Chinese Idiom Stories for Software Professionals: #15 Those Who Flee 50 Steps Laugh at Those Who Flee 100 Steps(五十步笑百步)
The pot calling the kettle black.
This article is one of the “Chinese Idiom Stories for Software Professionals” series.
Story
King LiangHui asked Mencius (a famous philosopher): “I am a civilian-caring king. Why didn’t the population of my kingdom grow much?” Mencius told King LiangHui a story.
“Two armies met on the battlefield. The soldiers of the defeated side, throwing away their helmets and armour, flee for their lives. Some of them flee 50 steps and then stop, while others flee 100 steps and stop. Then, those who flee 50 steps laugh at those who flee 100 steps for their cowardice. Your Majesty, do you think it is right to laugh?”
Upon hearing this, King LiangHui struck the table and said, “Of course not. No matter whether they flee 50 steps or 100 steps, they are deserters just the same.”

************

WORK TO COMPLETE ▸
1. Condense the paragraph of the idiom story beginning "Two armies met on the battlefield" into a short bulleted list that keeps its main facts.
2. Pick up the idiom story about fleeing soldiers after its last sentence and carry it on.

[Recorded data]

************

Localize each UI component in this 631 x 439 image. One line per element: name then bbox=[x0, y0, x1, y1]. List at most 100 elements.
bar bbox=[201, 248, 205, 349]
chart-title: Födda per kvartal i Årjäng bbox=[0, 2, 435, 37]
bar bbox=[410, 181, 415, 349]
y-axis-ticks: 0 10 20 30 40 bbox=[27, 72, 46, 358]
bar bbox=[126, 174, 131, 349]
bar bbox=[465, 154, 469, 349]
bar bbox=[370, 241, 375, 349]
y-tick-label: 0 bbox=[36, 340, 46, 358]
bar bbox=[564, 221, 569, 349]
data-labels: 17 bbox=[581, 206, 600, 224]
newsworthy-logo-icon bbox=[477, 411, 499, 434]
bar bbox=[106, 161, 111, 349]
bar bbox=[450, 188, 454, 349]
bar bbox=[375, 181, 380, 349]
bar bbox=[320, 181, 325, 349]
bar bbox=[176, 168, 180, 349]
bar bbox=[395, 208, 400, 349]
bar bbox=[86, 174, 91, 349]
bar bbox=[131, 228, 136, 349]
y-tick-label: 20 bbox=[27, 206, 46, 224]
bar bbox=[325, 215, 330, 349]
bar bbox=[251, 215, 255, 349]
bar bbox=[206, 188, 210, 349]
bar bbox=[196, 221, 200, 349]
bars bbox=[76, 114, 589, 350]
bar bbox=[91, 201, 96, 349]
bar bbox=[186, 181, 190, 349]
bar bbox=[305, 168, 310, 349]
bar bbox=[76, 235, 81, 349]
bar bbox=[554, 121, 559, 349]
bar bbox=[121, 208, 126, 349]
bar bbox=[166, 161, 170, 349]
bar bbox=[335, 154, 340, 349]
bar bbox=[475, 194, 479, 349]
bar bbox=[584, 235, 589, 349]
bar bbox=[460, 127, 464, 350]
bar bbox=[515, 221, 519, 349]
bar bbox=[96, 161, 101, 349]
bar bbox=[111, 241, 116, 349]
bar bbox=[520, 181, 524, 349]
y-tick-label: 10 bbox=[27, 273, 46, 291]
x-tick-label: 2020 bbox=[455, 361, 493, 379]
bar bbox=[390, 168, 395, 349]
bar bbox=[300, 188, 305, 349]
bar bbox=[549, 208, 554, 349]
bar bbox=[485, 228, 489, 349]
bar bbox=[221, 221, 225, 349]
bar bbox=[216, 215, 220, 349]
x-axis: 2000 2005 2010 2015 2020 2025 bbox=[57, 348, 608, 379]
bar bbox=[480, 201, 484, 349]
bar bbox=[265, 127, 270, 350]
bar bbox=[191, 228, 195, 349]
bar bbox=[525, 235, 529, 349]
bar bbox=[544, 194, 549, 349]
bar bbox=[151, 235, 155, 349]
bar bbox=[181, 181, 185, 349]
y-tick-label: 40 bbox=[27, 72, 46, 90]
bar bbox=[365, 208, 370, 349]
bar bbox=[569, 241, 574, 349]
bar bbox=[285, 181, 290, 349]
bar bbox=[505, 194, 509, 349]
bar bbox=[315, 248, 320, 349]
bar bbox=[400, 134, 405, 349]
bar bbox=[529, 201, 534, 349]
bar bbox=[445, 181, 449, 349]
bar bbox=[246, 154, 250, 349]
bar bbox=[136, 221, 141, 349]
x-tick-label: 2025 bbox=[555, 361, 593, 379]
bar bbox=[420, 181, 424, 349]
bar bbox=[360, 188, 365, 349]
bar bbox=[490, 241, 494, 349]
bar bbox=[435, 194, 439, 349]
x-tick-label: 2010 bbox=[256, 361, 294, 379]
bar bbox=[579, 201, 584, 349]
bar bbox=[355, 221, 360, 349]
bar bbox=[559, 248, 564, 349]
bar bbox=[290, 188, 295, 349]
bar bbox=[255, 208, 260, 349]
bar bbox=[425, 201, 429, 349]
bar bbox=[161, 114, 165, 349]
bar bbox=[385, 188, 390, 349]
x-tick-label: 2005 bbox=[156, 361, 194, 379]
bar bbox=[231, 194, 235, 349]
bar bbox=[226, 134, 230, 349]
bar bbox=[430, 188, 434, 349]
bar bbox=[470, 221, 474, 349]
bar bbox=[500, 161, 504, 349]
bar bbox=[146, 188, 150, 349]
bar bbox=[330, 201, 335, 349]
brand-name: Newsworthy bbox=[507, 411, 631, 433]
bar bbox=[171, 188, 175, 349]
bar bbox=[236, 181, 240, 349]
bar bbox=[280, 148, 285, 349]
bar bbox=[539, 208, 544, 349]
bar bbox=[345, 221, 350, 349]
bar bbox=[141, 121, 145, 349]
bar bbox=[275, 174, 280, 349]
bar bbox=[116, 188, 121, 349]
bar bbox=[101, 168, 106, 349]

************

ANSWERS FOR THE EXERCISE ▸
1.
- Two armies meet in battle, and the losing side's soldiers throw off their helmets and armor and run.
- Some stop after 50 steps; others stop after 100.
- Those who ran 50 steps mock those who ran 100 for cowardice.
- Mencius asks the king whether that mockery is right.

2.
Mencius smiled and said: “Your Majesty, since you understand this, you can not expect your population to be larger than that of your neighbouring kingdoms.” (hinting that King LiangHui’s kingdom might be just slightly better than their neighbours, but still not a good king)
Meaning
The equivalent idiom in English: “The pot calling the kettle black”.
Examples in Software Development
Once I was working on a government project as the test lead, and the development was outsourced to a local software consulting company (a Microsoft Gold Partner). One selling point of this company was that it was “Agile”. However, their understanding of Agile was just ‘user stories in Jira’, ‘Velocity (story points)” and Retrospectives, no real stuff.